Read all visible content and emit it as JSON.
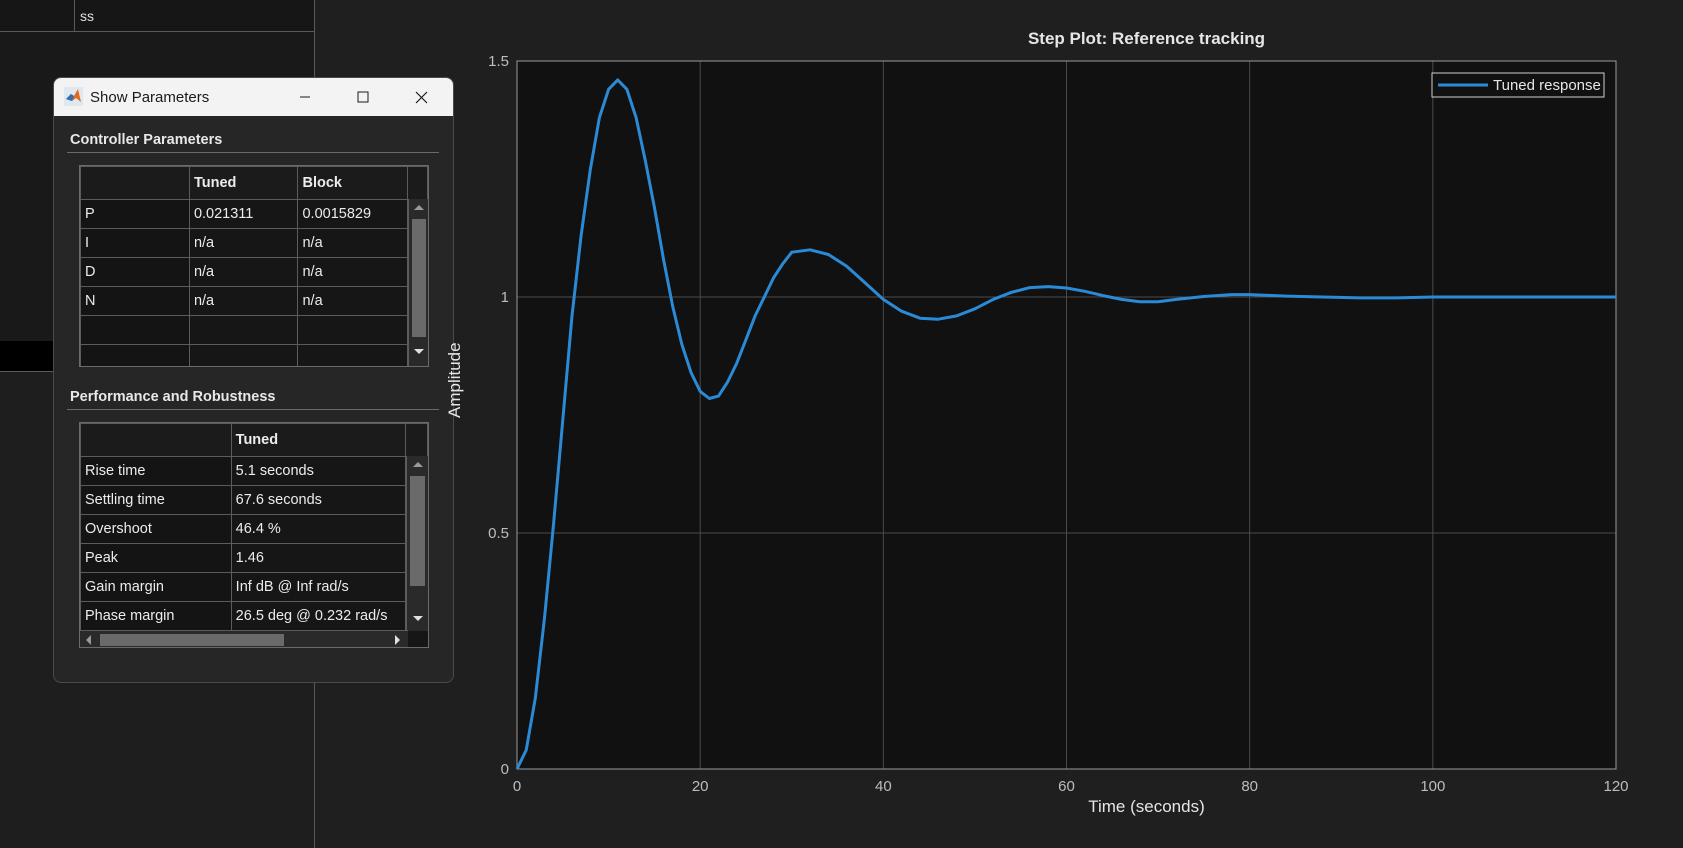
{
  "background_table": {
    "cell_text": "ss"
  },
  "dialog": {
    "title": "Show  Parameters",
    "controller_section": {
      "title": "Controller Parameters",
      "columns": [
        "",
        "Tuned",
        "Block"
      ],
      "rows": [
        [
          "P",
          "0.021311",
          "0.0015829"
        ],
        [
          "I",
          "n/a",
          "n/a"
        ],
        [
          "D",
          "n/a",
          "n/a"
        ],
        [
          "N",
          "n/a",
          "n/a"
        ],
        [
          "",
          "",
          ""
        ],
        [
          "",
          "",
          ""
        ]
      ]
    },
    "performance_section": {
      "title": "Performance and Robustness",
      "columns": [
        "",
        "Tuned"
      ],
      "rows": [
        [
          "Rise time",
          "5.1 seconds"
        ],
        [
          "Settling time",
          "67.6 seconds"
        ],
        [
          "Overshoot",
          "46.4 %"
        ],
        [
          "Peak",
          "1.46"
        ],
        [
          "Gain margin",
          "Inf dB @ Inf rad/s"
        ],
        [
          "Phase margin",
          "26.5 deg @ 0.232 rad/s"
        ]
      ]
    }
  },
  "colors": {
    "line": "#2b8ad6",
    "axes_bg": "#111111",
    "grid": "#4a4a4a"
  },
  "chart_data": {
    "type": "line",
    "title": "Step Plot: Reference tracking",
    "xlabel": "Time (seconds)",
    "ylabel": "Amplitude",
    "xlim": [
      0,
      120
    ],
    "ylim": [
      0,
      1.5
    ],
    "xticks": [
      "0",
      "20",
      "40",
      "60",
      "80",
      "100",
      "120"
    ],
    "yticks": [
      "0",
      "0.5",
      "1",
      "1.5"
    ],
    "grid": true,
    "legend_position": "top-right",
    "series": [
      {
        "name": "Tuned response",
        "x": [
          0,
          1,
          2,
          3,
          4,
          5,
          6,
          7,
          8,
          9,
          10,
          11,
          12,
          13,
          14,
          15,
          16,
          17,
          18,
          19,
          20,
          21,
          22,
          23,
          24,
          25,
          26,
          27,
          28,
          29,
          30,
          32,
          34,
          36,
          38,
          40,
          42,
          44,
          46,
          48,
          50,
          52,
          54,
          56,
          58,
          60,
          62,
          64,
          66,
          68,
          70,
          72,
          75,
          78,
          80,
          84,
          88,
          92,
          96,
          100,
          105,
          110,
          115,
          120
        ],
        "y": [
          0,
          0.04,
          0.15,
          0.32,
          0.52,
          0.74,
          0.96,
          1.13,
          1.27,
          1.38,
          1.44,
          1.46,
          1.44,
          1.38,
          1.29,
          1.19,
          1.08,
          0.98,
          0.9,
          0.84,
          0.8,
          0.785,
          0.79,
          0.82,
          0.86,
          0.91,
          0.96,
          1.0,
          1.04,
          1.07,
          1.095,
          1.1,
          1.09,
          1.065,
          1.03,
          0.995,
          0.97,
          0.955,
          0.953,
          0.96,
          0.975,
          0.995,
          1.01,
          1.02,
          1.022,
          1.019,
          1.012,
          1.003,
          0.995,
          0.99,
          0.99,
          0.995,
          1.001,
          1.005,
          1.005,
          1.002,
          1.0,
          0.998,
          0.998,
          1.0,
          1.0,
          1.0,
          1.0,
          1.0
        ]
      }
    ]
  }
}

==*==

Repeat the listing in full and exactly. Leave any pictures out.

Output for this exercise —
Read all visible content and emit it as JSON.
{
  "background_table": {
    "cell_text": "ss"
  },
  "dialog": {
    "title": "Show  Parameters",
    "controller_section": {
      "title": "Controller Parameters",
      "columns": [
        "",
        "Tuned",
        "Block"
      ],
      "rows": [
        [
          "P",
          "0.021311",
          "0.0015829"
        ],
        [
          "I",
          "n/a",
          "n/a"
        ],
        [
          "D",
          "n/a",
          "n/a"
        ],
        [
          "N",
          "n/a",
          "n/a"
        ],
        [
          "",
          "",
          ""
        ],
        [
          "",
          "",
          ""
        ]
      ]
    },
    "performance_section": {
      "title": "Performance and Robustness",
      "columns": [
        "",
        "Tuned"
      ],
      "rows": [
        [
          "Rise time",
          "5.1 seconds"
        ],
        [
          "Settling time",
          "67.6 seconds"
        ],
        [
          "Overshoot",
          "46.4 %"
        ],
        [
          "Peak",
          "1.46"
        ],
        [
          "Gain margin",
          "Inf dB @ Inf rad/s"
        ],
        [
          "Phase margin",
          "26.5 deg @ 0.232 rad/s"
        ]
      ]
    }
  },
  "colors": {
    "line": "#2b8ad6",
    "axes_bg": "#111111",
    "grid": "#4a4a4a"
  },
  "chart_data": {
    "type": "line",
    "title": "Step Plot: Reference tracking",
    "xlabel": "Time (seconds)",
    "ylabel": "Amplitude",
    "xlim": [
      0,
      120
    ],
    "ylim": [
      0,
      1.5
    ],
    "xticks": [
      "0",
      "20",
      "40",
      "60",
      "80",
      "100",
      "120"
    ],
    "yticks": [
      "0",
      "0.5",
      "1",
      "1.5"
    ],
    "grid": true,
    "legend_position": "top-right",
    "series": [
      {
        "name": "Tuned response",
        "x": [
          0,
          1,
          2,
          3,
          4,
          5,
          6,
          7,
          8,
          9,
          10,
          11,
          12,
          13,
          14,
          15,
          16,
          17,
          18,
          19,
          20,
          21,
          22,
          23,
          24,
          25,
          26,
          27,
          28,
          29,
          30,
          32,
          34,
          36,
          38,
          40,
          42,
          44,
          46,
          48,
          50,
          52,
          54,
          56,
          58,
          60,
          62,
          64,
          66,
          68,
          70,
          72,
          75,
          78,
          80,
          84,
          88,
          92,
          96,
          100,
          105,
          110,
          115,
          120
        ],
        "y": [
          0,
          0.04,
          0.15,
          0.32,
          0.52,
          0.74,
          0.96,
          1.13,
          1.27,
          1.38,
          1.44,
          1.46,
          1.44,
          1.38,
          1.29,
          1.19,
          1.08,
          0.98,
          0.9,
          0.84,
          0.8,
          0.785,
          0.79,
          0.82,
          0.86,
          0.91,
          0.96,
          1.0,
          1.04,
          1.07,
          1.095,
          1.1,
          1.09,
          1.065,
          1.03,
          0.995,
          0.97,
          0.955,
          0.953,
          0.96,
          0.975,
          0.995,
          1.01,
          1.02,
          1.022,
          1.019,
          1.012,
          1.003,
          0.995,
          0.99,
          0.99,
          0.995,
          1.001,
          1.005,
          1.005,
          1.002,
          1.0,
          0.998,
          0.998,
          1.0,
          1.0,
          1.0,
          1.0,
          1.0
        ]
      }
    ]
  }
}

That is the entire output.